#### [TASK]
Find every line with the word "uchun". Copy those lines.

#### [SUPPLIED MATERIAL]
################

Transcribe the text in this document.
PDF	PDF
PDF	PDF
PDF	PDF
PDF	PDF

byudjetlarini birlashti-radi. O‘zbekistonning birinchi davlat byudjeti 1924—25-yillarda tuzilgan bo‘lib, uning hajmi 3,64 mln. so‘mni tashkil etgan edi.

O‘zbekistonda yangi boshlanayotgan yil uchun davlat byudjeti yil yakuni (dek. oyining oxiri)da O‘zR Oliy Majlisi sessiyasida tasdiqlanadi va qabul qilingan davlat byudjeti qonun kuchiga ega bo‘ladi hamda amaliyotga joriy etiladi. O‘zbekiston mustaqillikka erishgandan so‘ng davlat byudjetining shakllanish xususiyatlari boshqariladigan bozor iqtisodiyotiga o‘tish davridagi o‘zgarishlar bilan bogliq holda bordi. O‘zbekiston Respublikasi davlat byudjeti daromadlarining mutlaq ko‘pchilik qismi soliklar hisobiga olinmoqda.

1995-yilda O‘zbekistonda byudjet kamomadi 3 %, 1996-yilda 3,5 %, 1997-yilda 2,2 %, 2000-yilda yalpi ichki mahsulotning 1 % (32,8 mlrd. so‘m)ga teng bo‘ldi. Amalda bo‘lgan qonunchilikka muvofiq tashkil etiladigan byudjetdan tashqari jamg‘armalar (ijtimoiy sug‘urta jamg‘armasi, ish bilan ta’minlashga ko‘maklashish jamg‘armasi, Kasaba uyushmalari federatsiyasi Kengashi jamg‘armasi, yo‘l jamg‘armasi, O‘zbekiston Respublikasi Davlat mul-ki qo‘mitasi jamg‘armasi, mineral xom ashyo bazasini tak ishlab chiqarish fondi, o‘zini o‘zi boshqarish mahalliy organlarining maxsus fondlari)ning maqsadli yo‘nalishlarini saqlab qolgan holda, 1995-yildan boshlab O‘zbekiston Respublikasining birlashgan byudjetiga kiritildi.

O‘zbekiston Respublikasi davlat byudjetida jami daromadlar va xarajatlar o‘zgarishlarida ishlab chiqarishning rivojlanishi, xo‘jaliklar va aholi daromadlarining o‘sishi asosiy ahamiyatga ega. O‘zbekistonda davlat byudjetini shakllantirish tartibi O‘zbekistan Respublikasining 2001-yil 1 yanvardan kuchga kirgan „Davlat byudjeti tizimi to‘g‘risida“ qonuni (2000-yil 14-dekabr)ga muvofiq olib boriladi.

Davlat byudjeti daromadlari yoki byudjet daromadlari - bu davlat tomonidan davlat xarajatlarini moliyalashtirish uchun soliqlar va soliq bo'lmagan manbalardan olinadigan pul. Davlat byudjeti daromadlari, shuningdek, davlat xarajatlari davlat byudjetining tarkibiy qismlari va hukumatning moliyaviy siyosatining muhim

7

################

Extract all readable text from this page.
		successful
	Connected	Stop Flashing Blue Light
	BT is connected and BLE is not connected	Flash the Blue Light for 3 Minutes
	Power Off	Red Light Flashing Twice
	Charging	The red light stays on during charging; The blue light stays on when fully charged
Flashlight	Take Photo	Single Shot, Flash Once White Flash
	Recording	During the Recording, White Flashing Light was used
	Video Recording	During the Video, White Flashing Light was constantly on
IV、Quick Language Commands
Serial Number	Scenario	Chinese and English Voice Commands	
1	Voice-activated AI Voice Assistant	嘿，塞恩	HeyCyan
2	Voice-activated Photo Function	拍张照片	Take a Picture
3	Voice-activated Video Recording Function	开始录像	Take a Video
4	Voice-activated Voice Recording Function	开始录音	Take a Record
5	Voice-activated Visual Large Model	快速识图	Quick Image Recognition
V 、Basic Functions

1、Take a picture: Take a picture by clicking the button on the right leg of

################

#### [REPLY]
O‘zbekistonda yangi boshlanayotgan yil uchun davlat byudjeti yil yakuni (dek. oyining oxiri)da O‘zR Oliy Majlisi sessiyasida tasdiqlanadi va qabul qilingan davlat byudjeti qonun kuchiga ega bo‘ladi hamda amaliyotga joriy etiladi. O‘zbekiston mustaqillikka erishgandan so‘ng davlat byudjetining shakllanish xususiyatlari boshqariladigan bozor iqtisodiyotiga o‘tish davridagi o‘zgarishlar bilan bogliq holda bordi. O‘zbekiston Respublikasi davlat byudjeti daromadlarining mutlaq ko‘pchilik qismi soliklar hisobiga olinmoqda.
Davlat byudjeti daromadlari yoki byudjet daromadlari - bu davlat tomonidan davlat xarajatlarini moliyalashtirish uchun soliqlar va soliq bo'lmagan manbalardan olinadigan pul. Davlat byudjeti daromadlari, shuningdek, davlat xarajatlari davlat byudjetining tarkibiy qismlari va hukumatning moliyaviy siyosatining muhim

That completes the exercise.